__DESCRIPTION OF THE TASK__.
Without the pictures, write out all the lines below exactly as they appear.

__RECORDS SUPPLIED__.
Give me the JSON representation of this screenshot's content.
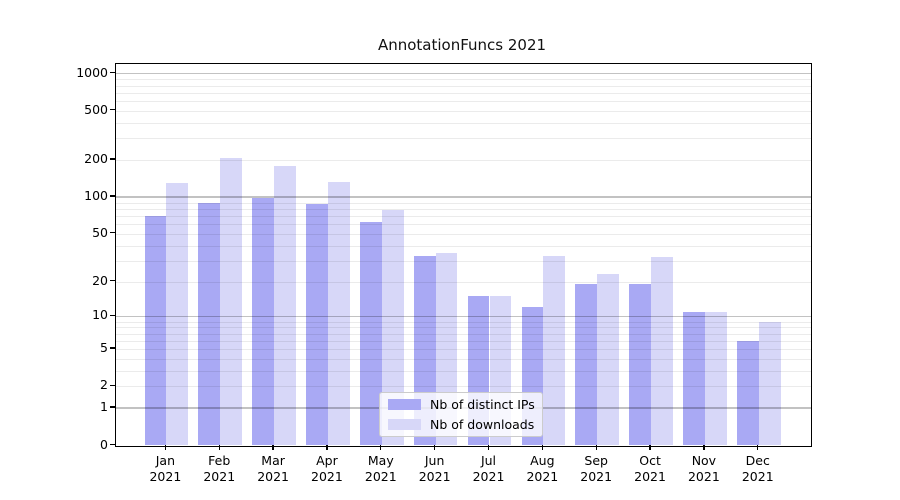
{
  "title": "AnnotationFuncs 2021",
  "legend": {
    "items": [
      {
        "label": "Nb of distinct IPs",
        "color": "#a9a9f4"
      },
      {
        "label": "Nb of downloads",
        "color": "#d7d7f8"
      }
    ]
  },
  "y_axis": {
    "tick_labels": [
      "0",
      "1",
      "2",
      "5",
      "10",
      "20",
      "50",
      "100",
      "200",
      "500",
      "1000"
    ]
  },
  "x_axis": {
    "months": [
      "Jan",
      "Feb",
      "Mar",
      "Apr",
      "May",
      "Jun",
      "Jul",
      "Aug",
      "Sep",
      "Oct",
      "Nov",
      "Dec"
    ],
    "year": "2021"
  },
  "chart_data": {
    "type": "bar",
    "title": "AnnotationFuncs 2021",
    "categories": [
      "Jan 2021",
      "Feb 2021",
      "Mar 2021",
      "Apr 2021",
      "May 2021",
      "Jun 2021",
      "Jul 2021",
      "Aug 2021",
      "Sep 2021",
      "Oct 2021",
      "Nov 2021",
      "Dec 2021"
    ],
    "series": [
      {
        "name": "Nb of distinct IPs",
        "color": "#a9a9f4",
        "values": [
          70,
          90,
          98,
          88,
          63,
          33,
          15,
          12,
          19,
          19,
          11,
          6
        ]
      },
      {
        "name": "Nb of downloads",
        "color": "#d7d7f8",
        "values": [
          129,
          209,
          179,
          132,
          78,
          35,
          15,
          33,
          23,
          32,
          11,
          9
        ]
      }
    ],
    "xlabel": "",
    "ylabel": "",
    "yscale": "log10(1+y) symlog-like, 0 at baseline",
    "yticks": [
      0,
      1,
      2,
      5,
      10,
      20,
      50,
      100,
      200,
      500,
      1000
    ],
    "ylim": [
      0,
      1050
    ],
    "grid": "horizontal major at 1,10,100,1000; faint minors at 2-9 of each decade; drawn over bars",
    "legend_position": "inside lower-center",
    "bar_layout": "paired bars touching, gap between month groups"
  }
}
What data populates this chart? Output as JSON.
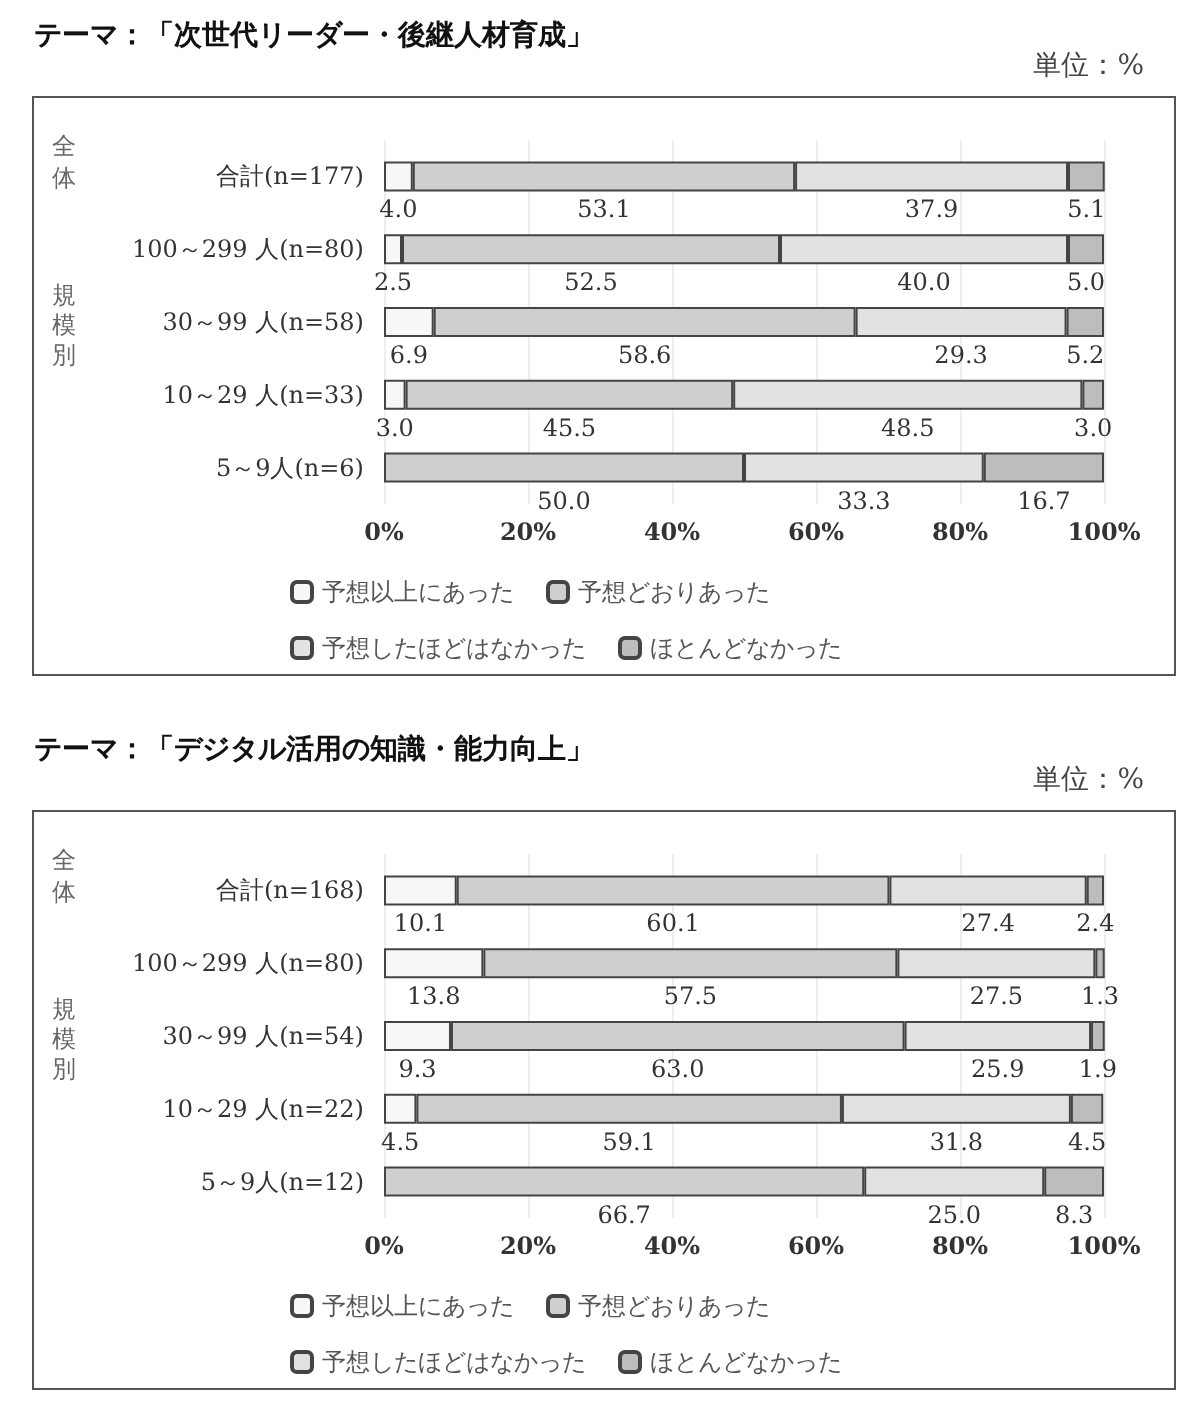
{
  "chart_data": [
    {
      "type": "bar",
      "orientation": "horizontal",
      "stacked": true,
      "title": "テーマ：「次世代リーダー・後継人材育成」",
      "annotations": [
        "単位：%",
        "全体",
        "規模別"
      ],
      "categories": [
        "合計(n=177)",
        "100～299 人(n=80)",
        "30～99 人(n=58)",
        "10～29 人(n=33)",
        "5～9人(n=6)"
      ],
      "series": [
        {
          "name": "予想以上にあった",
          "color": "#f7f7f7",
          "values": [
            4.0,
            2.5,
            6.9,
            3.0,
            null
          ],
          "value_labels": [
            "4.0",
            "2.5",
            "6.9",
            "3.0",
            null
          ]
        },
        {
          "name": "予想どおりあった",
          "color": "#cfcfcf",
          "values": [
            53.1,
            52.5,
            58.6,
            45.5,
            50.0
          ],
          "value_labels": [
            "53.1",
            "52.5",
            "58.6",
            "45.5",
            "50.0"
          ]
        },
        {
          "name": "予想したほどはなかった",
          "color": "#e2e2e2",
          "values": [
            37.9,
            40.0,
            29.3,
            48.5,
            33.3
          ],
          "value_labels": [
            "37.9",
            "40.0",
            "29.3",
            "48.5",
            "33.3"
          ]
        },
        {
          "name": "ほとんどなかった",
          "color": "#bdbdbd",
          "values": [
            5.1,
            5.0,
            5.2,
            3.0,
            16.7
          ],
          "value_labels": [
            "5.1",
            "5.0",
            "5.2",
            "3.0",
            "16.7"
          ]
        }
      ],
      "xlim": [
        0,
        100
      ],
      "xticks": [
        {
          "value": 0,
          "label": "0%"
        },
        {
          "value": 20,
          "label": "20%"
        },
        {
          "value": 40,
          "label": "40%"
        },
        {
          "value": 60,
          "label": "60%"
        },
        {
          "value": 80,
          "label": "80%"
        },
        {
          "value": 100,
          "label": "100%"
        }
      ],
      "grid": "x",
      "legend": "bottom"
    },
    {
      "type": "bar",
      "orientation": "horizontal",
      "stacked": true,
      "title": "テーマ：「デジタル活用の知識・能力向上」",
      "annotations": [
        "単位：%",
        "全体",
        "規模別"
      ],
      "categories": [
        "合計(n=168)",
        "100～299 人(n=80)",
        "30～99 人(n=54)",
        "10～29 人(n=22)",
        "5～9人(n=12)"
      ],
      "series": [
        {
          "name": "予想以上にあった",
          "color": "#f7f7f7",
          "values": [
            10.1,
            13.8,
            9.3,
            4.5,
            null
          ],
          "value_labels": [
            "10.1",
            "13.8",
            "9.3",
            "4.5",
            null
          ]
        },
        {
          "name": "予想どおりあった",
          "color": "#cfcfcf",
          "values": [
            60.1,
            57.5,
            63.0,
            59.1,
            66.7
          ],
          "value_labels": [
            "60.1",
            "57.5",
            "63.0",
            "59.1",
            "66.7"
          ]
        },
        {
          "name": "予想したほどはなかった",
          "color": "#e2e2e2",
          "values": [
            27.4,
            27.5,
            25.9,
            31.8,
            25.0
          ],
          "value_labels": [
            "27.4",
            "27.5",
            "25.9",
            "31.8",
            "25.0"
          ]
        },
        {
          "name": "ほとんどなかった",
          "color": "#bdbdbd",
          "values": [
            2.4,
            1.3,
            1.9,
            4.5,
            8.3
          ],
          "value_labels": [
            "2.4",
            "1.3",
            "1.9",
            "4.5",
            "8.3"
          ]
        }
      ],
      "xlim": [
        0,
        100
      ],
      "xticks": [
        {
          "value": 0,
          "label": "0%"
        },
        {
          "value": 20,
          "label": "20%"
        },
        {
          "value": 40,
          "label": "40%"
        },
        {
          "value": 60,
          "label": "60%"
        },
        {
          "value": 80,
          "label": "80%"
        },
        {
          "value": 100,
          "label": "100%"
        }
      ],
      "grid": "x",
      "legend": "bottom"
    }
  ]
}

__WRITTEN RESPONSE__.
Give me the JSON representation of this screenshot's content.
{
  "title": "AnnotationFuncs 2021",
  "legend": {
    "items": [
      {
        "label": "Nb of distinct IPs",
        "color": "#a9a9f4"
      },
      {
        "label": "Nb of downloads",
        "color": "#d7d7f8"
      }
    ]
  },
  "y_axis": {
    "tick_labels": [
      "0",
      "1",
      "2",
      "5",
      "10",
      "20",
      "50",
      "100",
      "200",
      "500",
      "1000"
    ]
  },
  "x_axis": {
    "months": [
      "Jan",
      "Feb",
      "Mar",
      "Apr",
      "May",
      "Jun",
      "Jul",
      "Aug",
      "Sep",
      "Oct",
      "Nov",
      "Dec"
    ],
    "year": "2021"
  },
  "chart_data": {
    "type": "bar",
    "title": "AnnotationFuncs 2021",
    "categories": [
      "Jan 2021",
      "Feb 2021",
      "Mar 2021",
      "Apr 2021",
      "May 2021",
      "Jun 2021",
      "Jul 2021",
      "Aug 2021",
      "Sep 2021",
      "Oct 2021",
      "Nov 2021",
      "Dec 2021"
    ],
    "series": [
      {
        "name": "Nb of distinct IPs",
        "color": "#a9a9f4",
        "values": [
          70,
          90,
          98,
          88,
          63,
          33,
          15,
          12,
          19,
          19,
          11,
          6
        ]
      },
      {
        "name": "Nb of downloads",
        "color": "#d7d7f8",
        "values": [
          129,
          209,
          179,
          132,
          78,
          35,
          15,
          33,
          23,
          32,
          11,
          9
        ]
      }
    ],
    "xlabel": "",
    "ylabel": "",
    "yscale": "log10(1+y) symlog-like, 0 at baseline",
    "yticks": [
      0,
      1,
      2,
      5,
      10,
      20,
      50,
      100,
      200,
      500,
      1000
    ],
    "ylim": [
      0,
      1050
    ],
    "grid": "horizontal major at 1,10,100,1000; faint minors at 2-9 of each decade; drawn over bars",
    "legend_position": "inside lower-center",
    "bar_layout": "paired bars touching, gap between month groups"
  }
}
What data populates this chart? Output as JSON.
{
  "chart_data": [
    {
      "type": "bar",
      "orientation": "horizontal",
      "stacked": true,
      "title": "テーマ：「次世代リーダー・後継人材育成」",
      "annotations": [
        "単位：%",
        "全体",
        "規模別"
      ],
      "categories": [
        "合計(n=177)",
        "100～299 人(n=80)",
        "30～99 人(n=58)",
        "10～29 人(n=33)",
        "5～9人(n=6)"
      ],
      "series": [
        {
          "name": "予想以上にあった",
          "color": "#f7f7f7",
          "values": [
            4.0,
            2.5,
            6.9,
            3.0,
            null
          ],
          "value_labels": [
            "4.0",
            "2.5",
            "6.9",
            "3.0",
            null
          ]
        },
        {
          "name": "予想どおりあった",
          "color": "#cfcfcf",
          "values": [
            53.1,
            52.5,
            58.6,
            45.5,
            50.0
          ],
          "value_labels": [
            "53.1",
            "52.5",
            "58.6",
            "45.5",
            "50.0"
          ]
        },
        {
          "name": "予想したほどはなかった",
          "color": "#e2e2e2",
          "values": [
            37.9,
            40.0,
            29.3,
            48.5,
            33.3
          ],
          "value_labels": [
            "37.9",
            "40.0",
            "29.3",
            "48.5",
            "33.3"
          ]
        },
        {
          "name": "ほとんどなかった",
          "color": "#bdbdbd",
          "values": [
            5.1,
            5.0,
            5.2,
            3.0,
            16.7
          ],
          "value_labels": [
            "5.1",
            "5.0",
            "5.2",
            "3.0",
            "16.7"
          ]
        }
      ],
      "xlim": [
        0,
        100
      ],
      "xticks": [
        {
          "value": 0,
          "label": "0%"
        },
        {
          "value": 20,
          "label": "20%"
        },
        {
          "value": 40,
          "label": "40%"
        },
        {
          "value": 60,
          "label": "60%"
        },
        {
          "value": 80,
          "label": "80%"
        },
        {
          "value": 100,
          "label": "100%"
        }
      ],
      "grid": "x",
      "legend": "bottom"
    },
    {
      "type": "bar",
      "orientation": "horizontal",
      "stacked": true,
      "title": "テーマ：「デジタル活用の知識・能力向上」",
      "annotations": [
        "単位：%",
        "全体",
        "規模別"
      ],
      "categories": [
        "合計(n=168)",
        "100～299 人(n=80)",
        "30～99 人(n=54)",
        "10～29 人(n=22)",
        "5～9人(n=12)"
      ],
      "series": [
        {
          "name": "予想以上にあった",
          "color": "#f7f7f7",
          "values": [
            10.1,
            13.8,
            9.3,
            4.5,
            null
          ],
          "value_labels": [
            "10.1",
            "13.8",
            "9.3",
            "4.5",
            null
          ]
        },
        {
          "name": "予想どおりあった",
          "color": "#cfcfcf",
          "values": [
            60.1,
            57.5,
            63.0,
            59.1,
            66.7
          ],
          "value_labels": [
            "60.1",
            "57.5",
            "63.0",
            "59.1",
            "66.7"
          ]
        },
        {
          "name": "予想したほどはなかった",
          "color": "#e2e2e2",
          "values": [
            27.4,
            27.5,
            25.9,
            31.8,
            25.0
          ],
          "value_labels": [
            "27.4",
            "27.5",
            "25.9",
            "31.8",
            "25.0"
          ]
        },
        {
          "name": "ほとんどなかった",
          "color": "#bdbdbd",
          "values": [
            2.4,
            1.3,
            1.9,
            4.5,
            8.3
          ],
          "value_labels": [
            "2.4",
            "1.3",
            "1.9",
            "4.5",
            "8.3"
          ]
        }
      ],
      "xlim": [
        0,
        100
      ],
      "xticks": [
        {
          "value": 0,
          "label": "0%"
        },
        {
          "value": 20,
          "label": "20%"
        },
        {
          "value": 40,
          "label": "40%"
        },
        {
          "value": 60,
          "label": "60%"
        },
        {
          "value": 80,
          "label": "80%"
        },
        {
          "value": 100,
          "label": "100%"
        }
      ],
      "grid": "x",
      "legend": "bottom"
    }
  ]
}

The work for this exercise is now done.